_Directions for this task_
Return the listing below in full, with every line exactly as it is.

Excerpts from a figure dataset:

====

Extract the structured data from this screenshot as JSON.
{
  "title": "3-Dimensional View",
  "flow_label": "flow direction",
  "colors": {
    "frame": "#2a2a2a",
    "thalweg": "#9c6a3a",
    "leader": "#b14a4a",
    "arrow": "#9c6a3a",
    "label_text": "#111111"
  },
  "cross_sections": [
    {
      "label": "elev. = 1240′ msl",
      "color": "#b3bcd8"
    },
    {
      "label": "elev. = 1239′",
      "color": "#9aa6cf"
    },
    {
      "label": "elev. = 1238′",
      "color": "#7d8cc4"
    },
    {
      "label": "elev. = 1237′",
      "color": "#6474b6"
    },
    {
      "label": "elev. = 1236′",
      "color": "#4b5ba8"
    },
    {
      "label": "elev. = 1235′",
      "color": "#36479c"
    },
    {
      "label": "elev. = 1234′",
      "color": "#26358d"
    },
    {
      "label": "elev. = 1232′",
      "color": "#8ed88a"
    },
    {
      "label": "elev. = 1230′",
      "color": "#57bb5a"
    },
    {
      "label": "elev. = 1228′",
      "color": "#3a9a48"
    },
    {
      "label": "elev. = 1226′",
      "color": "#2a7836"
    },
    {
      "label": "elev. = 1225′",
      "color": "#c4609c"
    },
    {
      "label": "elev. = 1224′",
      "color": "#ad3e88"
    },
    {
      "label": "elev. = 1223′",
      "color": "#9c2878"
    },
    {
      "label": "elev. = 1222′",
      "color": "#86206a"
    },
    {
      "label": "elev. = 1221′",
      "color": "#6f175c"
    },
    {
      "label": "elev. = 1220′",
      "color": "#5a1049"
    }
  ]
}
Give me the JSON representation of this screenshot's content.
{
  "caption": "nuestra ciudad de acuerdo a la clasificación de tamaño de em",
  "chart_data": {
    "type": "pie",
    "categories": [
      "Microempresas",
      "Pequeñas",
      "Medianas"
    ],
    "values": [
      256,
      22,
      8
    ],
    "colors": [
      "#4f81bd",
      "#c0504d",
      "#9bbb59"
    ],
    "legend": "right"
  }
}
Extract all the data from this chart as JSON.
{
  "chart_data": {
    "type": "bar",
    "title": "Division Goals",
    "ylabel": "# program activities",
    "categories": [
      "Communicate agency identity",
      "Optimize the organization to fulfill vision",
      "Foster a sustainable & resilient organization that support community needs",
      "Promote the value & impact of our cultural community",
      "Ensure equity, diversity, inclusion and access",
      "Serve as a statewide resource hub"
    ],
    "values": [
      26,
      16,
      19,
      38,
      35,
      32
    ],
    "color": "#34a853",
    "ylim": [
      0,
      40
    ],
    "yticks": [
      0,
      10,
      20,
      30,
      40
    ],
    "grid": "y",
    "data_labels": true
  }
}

====

_Written response_
Extract the structured data from this screenshot as JSON.
{
  "title": "3-Dimensional View",
  "flow_label": "flow direction",
  "colors": {
    "frame": "#2a2a2a",
    "thalweg": "#9c6a3a",
    "leader": "#b14a4a",
    "arrow": "#9c6a3a",
    "label_text": "#111111"
  },
  "cross_sections": [
    {
      "label": "elev. = 1240′ msl",
      "color": "#b3bcd8"
    },
    {
      "label": "elev. = 1239′",
      "color": "#9aa6cf"
    },
    {
      "label": "elev. = 1238′",
      "color": "#7d8cc4"
    },
    {
      "label": "elev. = 1237′",
      "color": "#6474b6"
    },
    {
      "label": "elev. = 1236′",
      "color": "#4b5ba8"
    },
    {
      "label": "elev. = 1235′",
      "color": "#36479c"
    },
    {
      "label": "elev. = 1234′",
      "color": "#26358d"
    },
    {
      "label": "elev. = 1232′",
      "color": "#8ed88a"
    },
    {
      "label": "elev. = 1230′",
      "color": "#57bb5a"
    },
    {
      "label": "elev. = 1228′",
      "color": "#3a9a48"
    },
    {
      "label": "elev. = 1226′",
      "color": "#2a7836"
    },
    {
      "label": "elev. = 1225′",
      "color": "#c4609c"
    },
    {
      "label": "elev. = 1224′",
      "color": "#ad3e88"
    },
    {
      "label": "elev. = 1223′",
      "color": "#9c2878"
    },
    {
      "label": "elev. = 1222′",
      "color": "#86206a"
    },
    {
      "label": "elev. = 1221′",
      "color": "#6f175c"
    },
    {
      "label": "elev. = 1220′",
      "color": "#5a1049"
    }
  ]
}
Give me the JSON representation of this screenshot's content.
{
  "caption": "nuestra ciudad de acuerdo a la clasificación de tamaño de em",
  "chart_data": {
    "type": "pie",
    "categories": [
      "Microempresas",
      "Pequeñas",
      "Medianas"
    ],
    "values": [
      256,
      22,
      8
    ],
    "colors": [
      "#4f81bd",
      "#c0504d",
      "#9bbb59"
    ],
    "legend": "right"
  }
}
Extract all the data from this chart as JSON.
{
  "chart_data": {
    "type": "bar",
    "title": "Division Goals",
    "ylabel": "# program activities",
    "categories": [
      "Communicate agency identity",
      "Optimize the organization to fulfill vision",
      "Foster a sustainable & resilient organization that support community needs",
      "Promote the value & impact of our cultural community",
      "Ensure equity, diversity, inclusion and access",
      "Serve as a statewide resource hub"
    ],
    "values": [
      26,
      16,
      19,
      38,
      35,
      32
    ],
    "color": "#34a853",
    "ylim": [
      0,
      40
    ],
    "yticks": [
      0,
      10,
      20,
      30,
      40
    ],
    "grid": "y",
    "data_labels": true
  }
}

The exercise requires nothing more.